[Records]
=-=-=

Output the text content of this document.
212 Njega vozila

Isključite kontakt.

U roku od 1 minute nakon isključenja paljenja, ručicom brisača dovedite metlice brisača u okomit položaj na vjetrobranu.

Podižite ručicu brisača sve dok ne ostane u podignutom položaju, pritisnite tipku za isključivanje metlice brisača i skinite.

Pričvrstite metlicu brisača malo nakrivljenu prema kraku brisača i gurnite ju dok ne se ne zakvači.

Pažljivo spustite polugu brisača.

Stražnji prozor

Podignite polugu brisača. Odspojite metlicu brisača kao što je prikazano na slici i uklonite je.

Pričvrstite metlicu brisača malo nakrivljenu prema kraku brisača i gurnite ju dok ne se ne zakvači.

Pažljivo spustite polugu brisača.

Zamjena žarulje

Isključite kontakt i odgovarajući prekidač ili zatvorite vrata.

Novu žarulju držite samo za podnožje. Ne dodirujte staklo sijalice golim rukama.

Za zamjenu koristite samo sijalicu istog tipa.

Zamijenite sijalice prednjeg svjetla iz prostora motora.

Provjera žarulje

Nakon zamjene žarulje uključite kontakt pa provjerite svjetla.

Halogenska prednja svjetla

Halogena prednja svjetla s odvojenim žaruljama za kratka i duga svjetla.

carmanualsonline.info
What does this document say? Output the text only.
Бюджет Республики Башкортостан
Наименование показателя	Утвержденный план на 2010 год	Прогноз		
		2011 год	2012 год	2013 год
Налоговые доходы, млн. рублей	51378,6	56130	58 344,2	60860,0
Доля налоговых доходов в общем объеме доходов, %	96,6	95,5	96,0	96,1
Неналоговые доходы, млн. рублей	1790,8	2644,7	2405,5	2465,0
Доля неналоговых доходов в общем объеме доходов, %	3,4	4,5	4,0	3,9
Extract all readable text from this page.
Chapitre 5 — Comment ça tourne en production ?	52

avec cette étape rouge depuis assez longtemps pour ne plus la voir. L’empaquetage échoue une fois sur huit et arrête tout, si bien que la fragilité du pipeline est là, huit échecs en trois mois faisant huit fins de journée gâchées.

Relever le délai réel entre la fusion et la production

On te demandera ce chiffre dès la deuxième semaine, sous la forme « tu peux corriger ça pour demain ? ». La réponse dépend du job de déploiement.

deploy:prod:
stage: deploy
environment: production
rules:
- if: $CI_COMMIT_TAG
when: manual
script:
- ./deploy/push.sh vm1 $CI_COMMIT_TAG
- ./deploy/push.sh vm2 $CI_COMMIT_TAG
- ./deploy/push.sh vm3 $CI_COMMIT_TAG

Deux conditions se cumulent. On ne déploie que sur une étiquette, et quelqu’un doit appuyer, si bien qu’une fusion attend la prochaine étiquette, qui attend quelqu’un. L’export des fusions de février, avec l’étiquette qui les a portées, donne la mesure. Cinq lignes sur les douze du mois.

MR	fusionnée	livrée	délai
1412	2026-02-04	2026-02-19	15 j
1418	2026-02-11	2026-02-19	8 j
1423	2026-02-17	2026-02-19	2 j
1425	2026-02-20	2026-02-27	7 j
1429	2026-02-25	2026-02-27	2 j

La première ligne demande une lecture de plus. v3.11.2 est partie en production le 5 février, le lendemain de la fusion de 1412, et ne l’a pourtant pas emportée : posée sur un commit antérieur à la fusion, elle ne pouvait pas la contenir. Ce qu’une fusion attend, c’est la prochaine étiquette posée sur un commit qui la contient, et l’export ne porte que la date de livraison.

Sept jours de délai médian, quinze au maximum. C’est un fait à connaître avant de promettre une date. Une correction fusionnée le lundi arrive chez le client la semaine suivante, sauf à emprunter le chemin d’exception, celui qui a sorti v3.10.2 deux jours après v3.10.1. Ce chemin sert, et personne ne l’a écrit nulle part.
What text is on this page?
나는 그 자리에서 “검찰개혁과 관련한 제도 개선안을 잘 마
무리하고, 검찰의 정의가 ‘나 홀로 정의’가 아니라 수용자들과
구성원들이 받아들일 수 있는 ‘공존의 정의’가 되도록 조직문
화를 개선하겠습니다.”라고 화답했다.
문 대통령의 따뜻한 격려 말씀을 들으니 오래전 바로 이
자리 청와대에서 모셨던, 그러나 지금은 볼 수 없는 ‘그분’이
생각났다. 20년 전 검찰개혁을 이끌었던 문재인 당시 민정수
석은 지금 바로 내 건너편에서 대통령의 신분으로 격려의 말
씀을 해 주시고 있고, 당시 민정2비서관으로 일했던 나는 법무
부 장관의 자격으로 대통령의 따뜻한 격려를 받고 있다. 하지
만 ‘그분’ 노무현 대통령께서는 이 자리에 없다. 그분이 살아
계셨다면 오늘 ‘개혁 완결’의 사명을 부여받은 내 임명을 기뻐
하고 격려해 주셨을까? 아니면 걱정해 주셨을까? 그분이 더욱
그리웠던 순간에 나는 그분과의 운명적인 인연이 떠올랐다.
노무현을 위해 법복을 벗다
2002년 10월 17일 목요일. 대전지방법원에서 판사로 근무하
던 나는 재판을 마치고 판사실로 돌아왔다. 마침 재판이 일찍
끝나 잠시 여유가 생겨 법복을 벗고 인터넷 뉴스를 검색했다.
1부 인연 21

=-=-=

**Short task:** Check each line of the data above for the string "samo", then report how many lines have it, with no other words.

**Exercise answer:** 2